Data entries:
******
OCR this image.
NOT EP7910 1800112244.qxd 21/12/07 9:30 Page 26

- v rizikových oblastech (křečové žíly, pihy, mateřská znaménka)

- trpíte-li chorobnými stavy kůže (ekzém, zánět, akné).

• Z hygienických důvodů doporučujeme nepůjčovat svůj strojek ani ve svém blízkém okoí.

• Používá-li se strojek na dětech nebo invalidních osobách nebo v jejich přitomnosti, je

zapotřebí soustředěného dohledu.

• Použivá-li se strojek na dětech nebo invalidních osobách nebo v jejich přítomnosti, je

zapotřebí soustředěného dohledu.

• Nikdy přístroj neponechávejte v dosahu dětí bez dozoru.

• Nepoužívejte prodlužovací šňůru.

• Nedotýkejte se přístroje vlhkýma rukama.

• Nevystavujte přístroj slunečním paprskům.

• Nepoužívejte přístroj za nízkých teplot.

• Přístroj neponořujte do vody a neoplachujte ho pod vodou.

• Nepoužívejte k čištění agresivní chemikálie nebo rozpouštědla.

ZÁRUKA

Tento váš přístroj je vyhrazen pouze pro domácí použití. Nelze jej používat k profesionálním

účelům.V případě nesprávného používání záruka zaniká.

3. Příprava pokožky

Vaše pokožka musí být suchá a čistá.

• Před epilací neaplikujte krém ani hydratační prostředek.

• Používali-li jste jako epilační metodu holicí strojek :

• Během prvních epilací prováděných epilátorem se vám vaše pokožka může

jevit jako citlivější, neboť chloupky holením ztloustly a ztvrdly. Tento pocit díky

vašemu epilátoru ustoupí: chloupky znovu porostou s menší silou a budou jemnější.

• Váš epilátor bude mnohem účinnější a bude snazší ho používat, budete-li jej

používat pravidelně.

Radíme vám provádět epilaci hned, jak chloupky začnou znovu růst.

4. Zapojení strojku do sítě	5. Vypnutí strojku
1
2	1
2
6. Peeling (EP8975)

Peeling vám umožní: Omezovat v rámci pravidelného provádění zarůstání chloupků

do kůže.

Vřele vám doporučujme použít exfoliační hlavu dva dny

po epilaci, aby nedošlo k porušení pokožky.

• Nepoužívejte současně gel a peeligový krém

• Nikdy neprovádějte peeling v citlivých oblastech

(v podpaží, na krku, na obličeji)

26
******
Stated problem
Go over the records above line by line and count those holding the word "znovu". Reply only with the number.

The reply
2